> Given task: Retype all of the entries word for word.

> Provided data:

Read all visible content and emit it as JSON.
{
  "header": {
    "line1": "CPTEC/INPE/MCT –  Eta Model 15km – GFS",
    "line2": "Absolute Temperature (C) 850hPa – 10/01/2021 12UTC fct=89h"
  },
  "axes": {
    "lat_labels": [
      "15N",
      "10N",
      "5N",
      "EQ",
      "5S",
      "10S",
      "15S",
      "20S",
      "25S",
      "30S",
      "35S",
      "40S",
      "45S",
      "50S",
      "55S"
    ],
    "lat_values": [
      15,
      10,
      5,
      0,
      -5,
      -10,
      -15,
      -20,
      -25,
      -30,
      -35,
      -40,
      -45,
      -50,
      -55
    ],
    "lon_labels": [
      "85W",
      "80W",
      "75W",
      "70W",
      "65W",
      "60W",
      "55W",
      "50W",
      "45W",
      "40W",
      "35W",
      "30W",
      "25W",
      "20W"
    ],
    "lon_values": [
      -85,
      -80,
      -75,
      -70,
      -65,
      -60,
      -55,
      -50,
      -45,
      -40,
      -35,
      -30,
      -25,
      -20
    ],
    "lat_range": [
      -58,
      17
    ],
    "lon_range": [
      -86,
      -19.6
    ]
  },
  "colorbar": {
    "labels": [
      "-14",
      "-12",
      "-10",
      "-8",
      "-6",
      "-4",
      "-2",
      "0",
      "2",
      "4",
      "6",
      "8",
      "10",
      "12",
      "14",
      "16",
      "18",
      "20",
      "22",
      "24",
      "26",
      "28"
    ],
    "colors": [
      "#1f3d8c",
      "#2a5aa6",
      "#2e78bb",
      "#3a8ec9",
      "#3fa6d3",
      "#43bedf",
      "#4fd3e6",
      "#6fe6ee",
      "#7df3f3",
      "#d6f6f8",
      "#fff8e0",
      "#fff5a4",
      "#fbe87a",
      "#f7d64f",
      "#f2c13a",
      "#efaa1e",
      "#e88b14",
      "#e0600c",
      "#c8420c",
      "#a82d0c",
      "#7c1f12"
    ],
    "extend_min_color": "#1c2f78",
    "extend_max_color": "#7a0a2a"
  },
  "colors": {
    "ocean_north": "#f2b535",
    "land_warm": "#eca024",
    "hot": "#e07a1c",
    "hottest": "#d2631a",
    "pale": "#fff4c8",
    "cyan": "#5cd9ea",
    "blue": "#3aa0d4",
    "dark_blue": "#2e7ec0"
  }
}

> Answer in full:
Read all visible content and emit it as JSON.
{
  "header": {
    "line1": "CPTEC/INPE/MCT –  Eta Model 15km – GFS",
    "line2": "Absolute Temperature (C) 850hPa – 10/01/2021 12UTC fct=89h"
  },
  "axes": {
    "lat_labels": [
      "15N",
      "10N",
      "5N",
      "EQ",
      "5S",
      "10S",
      "15S",
      "20S",
      "25S",
      "30S",
      "35S",
      "40S",
      "45S",
      "50S",
      "55S"
    ],
    "lat_values": [
      15,
      10,
      5,
      0,
      -5,
      -10,
      -15,
      -20,
      -25,
      -30,
      -35,
      -40,
      -45,
      -50,
      -55
    ],
    "lon_labels": [
      "85W",
      "80W",
      "75W",
      "70W",
      "65W",
      "60W",
      "55W",
      "50W",
      "45W",
      "40W",
      "35W",
      "30W",
      "25W",
      "20W"
    ],
    "lon_values": [
      -85,
      -80,
      -75,
      -70,
      -65,
      -60,
      -55,
      -50,
      -45,
      -40,
      -35,
      -30,
      -25,
      -20
    ],
    "lat_range": [
      -58,
      17
    ],
    "lon_range": [
      -86,
      -19.6
    ]
  },
  "colorbar": {
    "labels": [
      "-14",
      "-12",
      "-10",
      "-8",
      "-6",
      "-4",
      "-2",
      "0",
      "2",
      "4",
      "6",
      "8",
      "10",
      "12",
      "14",
      "16",
      "18",
      "20",
      "22",
      "24",
      "26",
      "28"
    ],
    "colors": [
      "#1f3d8c",
      "#2a5aa6",
      "#2e78bb",
      "#3a8ec9",
      "#3fa6d3",
      "#43bedf",
      "#4fd3e6",
      "#6fe6ee",
      "#7df3f3",
      "#d6f6f8",
      "#fff8e0",
      "#fff5a4",
      "#fbe87a",
      "#f7d64f",
      "#f2c13a",
      "#efaa1e",
      "#e88b14",
      "#e0600c",
      "#c8420c",
      "#a82d0c",
      "#7c1f12"
    ],
    "extend_min_color": "#1c2f78",
    "extend_max_color": "#7a0a2a"
  },
  "colors": {
    "ocean_north": "#f2b535",
    "land_warm": "#eca024",
    "hot": "#e07a1c",
    "hottest": "#d2631a",
    "pale": "#fff4c8",
    "cyan": "#5cd9ea",
    "blue": "#3aa0d4",
    "dark_blue": "#2e7ec0"
  }
}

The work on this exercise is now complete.